All entries below need to be written out exactly, but without their pictures.

+--

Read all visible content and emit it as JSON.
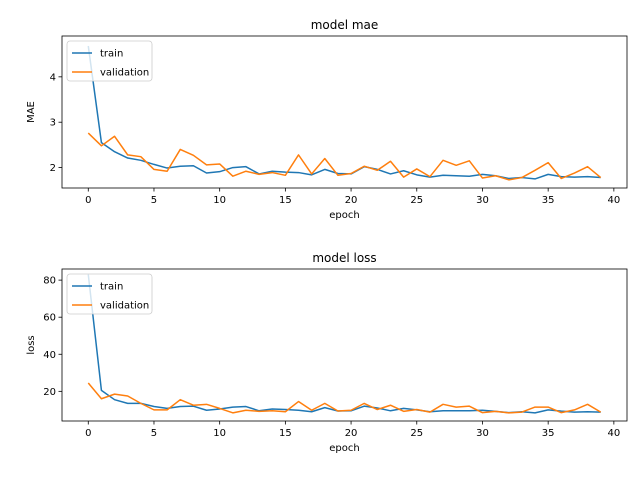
{
  "colors": {
    "train": "#1f77b4",
    "validation": "#ff7f0e"
  },
  "chart_data": [
    {
      "type": "line",
      "title": "model mae",
      "xlabel": "epoch",
      "ylabel": "MAE",
      "xlim": [
        -2,
        41
      ],
      "ylim": [
        1.55,
        4.9
      ],
      "xticks": [
        0,
        5,
        10,
        15,
        20,
        25,
        30,
        35,
        40
      ],
      "yticks": [
        2,
        3,
        4
      ],
      "legend": "upper-left",
      "x": [
        0,
        1,
        2,
        3,
        4,
        5,
        6,
        7,
        8,
        9,
        10,
        11,
        12,
        13,
        14,
        15,
        16,
        17,
        18,
        19,
        20,
        21,
        22,
        23,
        24,
        25,
        26,
        27,
        28,
        29,
        30,
        31,
        32,
        33,
        34,
        35,
        36,
        37,
        38,
        39
      ],
      "series": [
        {
          "name": "train",
          "color_key": "train",
          "values": [
            4.68,
            2.55,
            2.35,
            2.21,
            2.16,
            2.07,
            1.99,
            2.03,
            2.04,
            1.88,
            1.91,
            2.0,
            2.02,
            1.86,
            1.92,
            1.9,
            1.89,
            1.84,
            1.96,
            1.87,
            1.86,
            2.02,
            1.96,
            1.86,
            1.93,
            1.84,
            1.79,
            1.83,
            1.82,
            1.81,
            1.85,
            1.82,
            1.76,
            1.78,
            1.75,
            1.85,
            1.8,
            1.79,
            1.8,
            1.78
          ]
        },
        {
          "name": "validation",
          "color_key": "validation",
          "values": [
            2.76,
            2.48,
            2.69,
            2.28,
            2.24,
            1.96,
            1.92,
            2.4,
            2.27,
            2.06,
            2.08,
            1.81,
            1.92,
            1.85,
            1.89,
            1.83,
            2.28,
            1.86,
            2.2,
            1.83,
            1.87,
            2.03,
            1.94,
            2.14,
            1.79,
            1.97,
            1.8,
            2.16,
            2.05,
            2.15,
            1.77,
            1.82,
            1.73,
            1.78,
            1.94,
            2.11,
            1.76,
            1.88,
            2.02,
            1.78
          ]
        }
      ]
    },
    {
      "type": "line",
      "title": "model loss",
      "xlabel": "epoch",
      "ylabel": "loss",
      "xlim": [
        -2,
        41
      ],
      "ylim": [
        4,
        86
      ],
      "xticks": [
        0,
        5,
        10,
        15,
        20,
        25,
        30,
        35,
        40
      ],
      "yticks": [
        20,
        40,
        60,
        80
      ],
      "legend": "upper-left",
      "x": [
        0,
        1,
        2,
        3,
        4,
        5,
        6,
        7,
        8,
        9,
        10,
        11,
        12,
        13,
        14,
        15,
        16,
        17,
        18,
        19,
        20,
        21,
        22,
        23,
        24,
        25,
        26,
        27,
        28,
        29,
        30,
        31,
        32,
        33,
        34,
        35,
        36,
        37,
        38,
        39
      ],
      "series": [
        {
          "name": "train",
          "color_key": "train",
          "values": [
            83,
            20.5,
            15.5,
            13.5,
            13.5,
            11.8,
            10.8,
            11.8,
            12.0,
            9.8,
            10.5,
            11.5,
            11.8,
            9.5,
            10.5,
            10.2,
            9.8,
            9.0,
            11.2,
            9.4,
            9.5,
            12.0,
            11.0,
            9.5,
            10.8,
            10.0,
            9.0,
            9.5,
            9.5,
            9.5,
            9.8,
            9.2,
            8.5,
            9.0,
            8.4,
            10.0,
            9.3,
            8.8,
            9.0,
            8.8
          ]
        },
        {
          "name": "validation",
          "color_key": "validation",
          "values": [
            24.5,
            16.0,
            18.5,
            17.5,
            13.5,
            10.0,
            10.0,
            15.5,
            12.5,
            13.0,
            10.8,
            8.4,
            9.8,
            9.2,
            9.5,
            9.0,
            14.5,
            9.8,
            13.5,
            9.4,
            9.8,
            13.5,
            10.2,
            12.5,
            9.2,
            10.2,
            8.8,
            13.0,
            11.5,
            12.0,
            8.5,
            9.2,
            8.4,
            8.8,
            11.5,
            11.5,
            8.5,
            10.0,
            13.0,
            8.8
          ]
        }
      ]
    }
  ]
}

+--

→ **TASK OUTPUT**:
Read all visible content and emit it as JSON.
{
  "colors": {
    "train": "#1f77b4",
    "validation": "#ff7f0e"
  },
  "chart_data": [
    {
      "type": "line",
      "title": "model mae",
      "xlabel": "epoch",
      "ylabel": "MAE",
      "xlim": [
        -2,
        41
      ],
      "ylim": [
        1.55,
        4.9
      ],
      "xticks": [
        0,
        5,
        10,
        15,
        20,
        25,
        30,
        35,
        40
      ],
      "yticks": [
        2,
        3,
        4
      ],
      "legend": "upper-left",
      "x": [
        0,
        1,
        2,
        3,
        4,
        5,
        6,
        7,
        8,
        9,
        10,
        11,
        12,
        13,
        14,
        15,
        16,
        17,
        18,
        19,
        20,
        21,
        22,
        23,
        24,
        25,
        26,
        27,
        28,
        29,
        30,
        31,
        32,
        33,
        34,
        35,
        36,
        37,
        38,
        39
      ],
      "series": [
        {
          "name": "train",
          "color_key": "train",
          "values": [
            4.68,
            2.55,
            2.35,
            2.21,
            2.16,
            2.07,
            1.99,
            2.03,
            2.04,
            1.88,
            1.91,
            2.0,
            2.02,
            1.86,
            1.92,
            1.9,
            1.89,
            1.84,
            1.96,
            1.87,
            1.86,
            2.02,
            1.96,
            1.86,
            1.93,
            1.84,
            1.79,
            1.83,
            1.82,
            1.81,
            1.85,
            1.82,
            1.76,
            1.78,
            1.75,
            1.85,
            1.8,
            1.79,
            1.8,
            1.78
          ]
        },
        {
          "name": "validation",
          "color_key": "validation",
          "values": [
            2.76,
            2.48,
            2.69,
            2.28,
            2.24,
            1.96,
            1.92,
            2.4,
            2.27,
            2.06,
            2.08,
            1.81,
            1.92,
            1.85,
            1.89,
            1.83,
            2.28,
            1.86,
            2.2,
            1.83,
            1.87,
            2.03,
            1.94,
            2.14,
            1.79,
            1.97,
            1.8,
            2.16,
            2.05,
            2.15,
            1.77,
            1.82,
            1.73,
            1.78,
            1.94,
            2.11,
            1.76,
            1.88,
            2.02,
            1.78
          ]
        }
      ]
    },
    {
      "type": "line",
      "title": "model loss",
      "xlabel": "epoch",
      "ylabel": "loss",
      "xlim": [
        -2,
        41
      ],
      "ylim": [
        4,
        86
      ],
      "xticks": [
        0,
        5,
        10,
        15,
        20,
        25,
        30,
        35,
        40
      ],
      "yticks": [
        20,
        40,
        60,
        80
      ],
      "legend": "upper-left",
      "x": [
        0,
        1,
        2,
        3,
        4,
        5,
        6,
        7,
        8,
        9,
        10,
        11,
        12,
        13,
        14,
        15,
        16,
        17,
        18,
        19,
        20,
        21,
        22,
        23,
        24,
        25,
        26,
        27,
        28,
        29,
        30,
        31,
        32,
        33,
        34,
        35,
        36,
        37,
        38,
        39
      ],
      "series": [
        {
          "name": "train",
          "color_key": "train",
          "values": [
            83,
            20.5,
            15.5,
            13.5,
            13.5,
            11.8,
            10.8,
            11.8,
            12.0,
            9.8,
            10.5,
            11.5,
            11.8,
            9.5,
            10.5,
            10.2,
            9.8,
            9.0,
            11.2,
            9.4,
            9.5,
            12.0,
            11.0,
            9.5,
            10.8,
            10.0,
            9.0,
            9.5,
            9.5,
            9.5,
            9.8,
            9.2,
            8.5,
            9.0,
            8.4,
            10.0,
            9.3,
            8.8,
            9.0,
            8.8
          ]
        },
        {
          "name": "validation",
          "color_key": "validation",
          "values": [
            24.5,
            16.0,
            18.5,
            17.5,
            13.5,
            10.0,
            10.0,
            15.5,
            12.5,
            13.0,
            10.8,
            8.4,
            9.8,
            9.2,
            9.5,
            9.0,
            14.5,
            9.8,
            13.5,
            9.4,
            9.8,
            13.5,
            10.2,
            12.5,
            9.2,
            10.2,
            8.8,
            13.0,
            11.5,
            12.0,
            8.5,
            9.2,
            8.4,
            8.8,
            11.5,
            11.5,
            8.5,
            10.0,
            13.0,
            8.8
          ]
        }
      ]
    }
  ]
}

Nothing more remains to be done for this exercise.